# What you need to do:
Report how many lines contain "fēng", with no other words.

# Working data:

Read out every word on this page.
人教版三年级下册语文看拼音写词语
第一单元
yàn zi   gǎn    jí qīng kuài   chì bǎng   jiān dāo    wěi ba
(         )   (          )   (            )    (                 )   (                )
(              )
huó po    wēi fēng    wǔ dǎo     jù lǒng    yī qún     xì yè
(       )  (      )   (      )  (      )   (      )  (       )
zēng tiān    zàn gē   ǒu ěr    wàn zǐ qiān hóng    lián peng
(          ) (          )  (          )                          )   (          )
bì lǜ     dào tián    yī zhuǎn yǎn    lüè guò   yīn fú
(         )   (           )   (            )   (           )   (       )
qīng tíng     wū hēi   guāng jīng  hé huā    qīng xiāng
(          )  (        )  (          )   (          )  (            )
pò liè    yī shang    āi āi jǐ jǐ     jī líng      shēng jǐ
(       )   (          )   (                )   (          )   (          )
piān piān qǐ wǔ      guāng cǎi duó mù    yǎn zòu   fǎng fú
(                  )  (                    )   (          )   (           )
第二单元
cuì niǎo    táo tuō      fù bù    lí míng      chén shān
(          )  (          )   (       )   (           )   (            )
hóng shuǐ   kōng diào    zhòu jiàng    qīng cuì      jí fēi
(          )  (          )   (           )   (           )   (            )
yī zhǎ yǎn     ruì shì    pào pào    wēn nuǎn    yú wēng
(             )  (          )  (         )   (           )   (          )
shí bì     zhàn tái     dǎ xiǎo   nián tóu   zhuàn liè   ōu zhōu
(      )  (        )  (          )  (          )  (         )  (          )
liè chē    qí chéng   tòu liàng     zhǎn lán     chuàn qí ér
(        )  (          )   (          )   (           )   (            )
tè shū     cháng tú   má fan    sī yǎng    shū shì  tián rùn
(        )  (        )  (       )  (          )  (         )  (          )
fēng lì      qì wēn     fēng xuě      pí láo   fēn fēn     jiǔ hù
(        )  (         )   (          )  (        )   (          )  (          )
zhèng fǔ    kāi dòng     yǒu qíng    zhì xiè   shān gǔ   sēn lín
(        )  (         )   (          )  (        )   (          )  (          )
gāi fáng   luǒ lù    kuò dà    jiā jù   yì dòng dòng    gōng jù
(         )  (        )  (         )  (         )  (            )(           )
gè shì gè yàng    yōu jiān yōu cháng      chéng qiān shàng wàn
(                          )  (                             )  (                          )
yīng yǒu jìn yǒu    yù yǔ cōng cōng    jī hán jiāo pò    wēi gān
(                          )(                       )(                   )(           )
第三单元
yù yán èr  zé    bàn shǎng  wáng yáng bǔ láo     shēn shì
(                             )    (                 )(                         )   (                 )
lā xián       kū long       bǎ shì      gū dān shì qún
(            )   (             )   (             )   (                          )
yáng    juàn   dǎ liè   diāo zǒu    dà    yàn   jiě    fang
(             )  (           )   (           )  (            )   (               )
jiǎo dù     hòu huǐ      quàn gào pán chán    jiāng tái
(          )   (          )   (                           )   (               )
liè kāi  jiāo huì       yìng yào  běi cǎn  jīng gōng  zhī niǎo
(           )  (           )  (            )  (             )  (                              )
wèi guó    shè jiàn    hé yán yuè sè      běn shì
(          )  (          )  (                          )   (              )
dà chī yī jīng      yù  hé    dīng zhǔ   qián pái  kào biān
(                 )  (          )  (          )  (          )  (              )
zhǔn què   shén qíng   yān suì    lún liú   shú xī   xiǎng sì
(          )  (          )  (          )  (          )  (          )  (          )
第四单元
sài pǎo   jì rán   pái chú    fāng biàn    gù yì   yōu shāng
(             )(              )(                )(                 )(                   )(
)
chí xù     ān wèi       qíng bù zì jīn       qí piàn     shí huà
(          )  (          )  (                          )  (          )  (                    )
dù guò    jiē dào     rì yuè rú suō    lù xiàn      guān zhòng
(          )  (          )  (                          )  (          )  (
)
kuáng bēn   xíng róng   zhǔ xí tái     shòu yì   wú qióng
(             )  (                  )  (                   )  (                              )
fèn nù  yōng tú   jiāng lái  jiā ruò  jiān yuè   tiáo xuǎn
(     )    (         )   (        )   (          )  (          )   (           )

# Task solution:
2